STATED TASK ->
The entries below are to be repeated exactly as they stand.

RECORDS SHOWN ->

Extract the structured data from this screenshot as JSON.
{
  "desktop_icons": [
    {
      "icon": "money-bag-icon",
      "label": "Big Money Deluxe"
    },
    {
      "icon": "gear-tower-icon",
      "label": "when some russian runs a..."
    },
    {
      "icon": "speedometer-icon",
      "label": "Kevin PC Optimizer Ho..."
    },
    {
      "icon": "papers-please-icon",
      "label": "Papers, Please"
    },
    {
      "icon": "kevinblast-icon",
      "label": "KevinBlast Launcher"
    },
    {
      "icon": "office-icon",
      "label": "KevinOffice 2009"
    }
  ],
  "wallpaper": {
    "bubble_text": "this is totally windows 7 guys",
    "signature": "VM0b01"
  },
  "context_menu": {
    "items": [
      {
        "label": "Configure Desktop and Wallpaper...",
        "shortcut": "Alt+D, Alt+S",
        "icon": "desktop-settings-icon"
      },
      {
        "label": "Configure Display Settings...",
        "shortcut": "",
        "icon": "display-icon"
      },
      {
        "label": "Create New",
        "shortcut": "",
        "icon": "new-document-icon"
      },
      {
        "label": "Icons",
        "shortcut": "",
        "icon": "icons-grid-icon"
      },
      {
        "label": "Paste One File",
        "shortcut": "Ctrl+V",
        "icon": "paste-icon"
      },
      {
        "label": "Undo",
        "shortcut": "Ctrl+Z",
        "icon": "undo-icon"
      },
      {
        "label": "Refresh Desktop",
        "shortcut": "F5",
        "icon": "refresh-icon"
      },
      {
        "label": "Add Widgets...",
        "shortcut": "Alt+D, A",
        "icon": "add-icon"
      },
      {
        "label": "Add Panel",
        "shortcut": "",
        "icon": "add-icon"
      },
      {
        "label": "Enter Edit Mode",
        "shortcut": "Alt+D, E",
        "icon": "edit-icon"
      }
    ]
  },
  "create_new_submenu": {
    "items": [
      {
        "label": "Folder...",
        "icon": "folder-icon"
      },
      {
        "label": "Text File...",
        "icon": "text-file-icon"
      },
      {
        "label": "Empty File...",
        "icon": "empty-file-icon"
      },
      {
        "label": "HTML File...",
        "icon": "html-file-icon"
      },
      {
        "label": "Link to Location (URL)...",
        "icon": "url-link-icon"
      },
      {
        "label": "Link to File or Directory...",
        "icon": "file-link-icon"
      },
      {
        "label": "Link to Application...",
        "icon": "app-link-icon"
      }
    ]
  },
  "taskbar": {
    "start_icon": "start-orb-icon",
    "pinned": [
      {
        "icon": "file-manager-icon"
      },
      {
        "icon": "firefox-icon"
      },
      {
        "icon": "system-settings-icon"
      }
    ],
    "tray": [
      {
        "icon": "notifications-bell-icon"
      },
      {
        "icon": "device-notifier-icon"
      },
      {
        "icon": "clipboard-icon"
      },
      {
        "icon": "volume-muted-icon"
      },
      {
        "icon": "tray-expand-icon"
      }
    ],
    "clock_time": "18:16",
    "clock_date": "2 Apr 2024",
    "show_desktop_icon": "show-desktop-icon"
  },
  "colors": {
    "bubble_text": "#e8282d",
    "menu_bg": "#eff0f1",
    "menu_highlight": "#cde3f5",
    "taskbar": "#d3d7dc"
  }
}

OUTPUT FOR THIS TASK ->
Extract the structured data from this screenshot as JSON.
{
  "desktop_icons": [
    {
      "icon": "money-bag-icon",
      "label": "Big Money Deluxe"
    },
    {
      "icon": "gear-tower-icon",
      "label": "when some russian runs a..."
    },
    {
      "icon": "speedometer-icon",
      "label": "Kevin PC Optimizer Ho..."
    },
    {
      "icon": "papers-please-icon",
      "label": "Papers, Please"
    },
    {
      "icon": "kevinblast-icon",
      "label": "KevinBlast Launcher"
    },
    {
      "icon": "office-icon",
      "label": "KevinOffice 2009"
    }
  ],
  "wallpaper": {
    "bubble_text": "this is totally windows 7 guys",
    "signature": "VM0b01"
  },
  "context_menu": {
    "items": [
      {
        "label": "Configure Desktop and Wallpaper...",
        "shortcut": "Alt+D, Alt+S",
        "icon": "desktop-settings-icon"
      },
      {
        "label": "Configure Display Settings...",
        "shortcut": "",
        "icon": "display-icon"
      },
      {
        "label": "Create New",
        "shortcut": "",
        "icon": "new-document-icon"
      },
      {
        "label": "Icons",
        "shortcut": "",
        "icon": "icons-grid-icon"
      },
      {
        "label": "Paste One File",
        "shortcut": "Ctrl+V",
        "icon": "paste-icon"
      },
      {
        "label": "Undo",
        "shortcut": "Ctrl+Z",
        "icon": "undo-icon"
      },
      {
        "label": "Refresh Desktop",
        "shortcut": "F5",
        "icon": "refresh-icon"
      },
      {
        "label": "Add Widgets...",
        "shortcut": "Alt+D, A",
        "icon": "add-icon"
      },
      {
        "label": "Add Panel",
        "shortcut": "",
        "icon": "add-icon"
      },
      {
        "label": "Enter Edit Mode",
        "shortcut": "Alt+D, E",
        "icon": "edit-icon"
      }
    ]
  },
  "create_new_submenu": {
    "items": [
      {
        "label": "Folder...",
        "icon": "folder-icon"
      },
      {
        "label": "Text File...",
        "icon": "text-file-icon"
      },
      {
        "label": "Empty File...",
        "icon": "empty-file-icon"
      },
      {
        "label": "HTML File...",
        "icon": "html-file-icon"
      },
      {
        "label": "Link to Location (URL)...",
        "icon": "url-link-icon"
      },
      {
        "label": "Link to File or Directory...",
        "icon": "file-link-icon"
      },
      {
        "label": "Link to Application...",
        "icon": "app-link-icon"
      }
    ]
  },
  "taskbar": {
    "start_icon": "start-orb-icon",
    "pinned": [
      {
        "icon": "file-manager-icon"
      },
      {
        "icon": "firefox-icon"
      },
      {
        "icon": "system-settings-icon"
      }
    ],
    "tray": [
      {
        "icon": "notifications-bell-icon"
      },
      {
        "icon": "device-notifier-icon"
      },
      {
        "icon": "clipboard-icon"
      },
      {
        "icon": "volume-muted-icon"
      },
      {
        "icon": "tray-expand-icon"
      }
    ],
    "clock_time": "18:16",
    "clock_date": "2 Apr 2024",
    "show_desktop_icon": "show-desktop-icon"
  },
  "colors": {
    "bubble_text": "#e8282d",
    "menu_bg": "#eff0f1",
    "menu_highlight": "#cde3f5",
    "taskbar": "#d3d7dc"
  }
}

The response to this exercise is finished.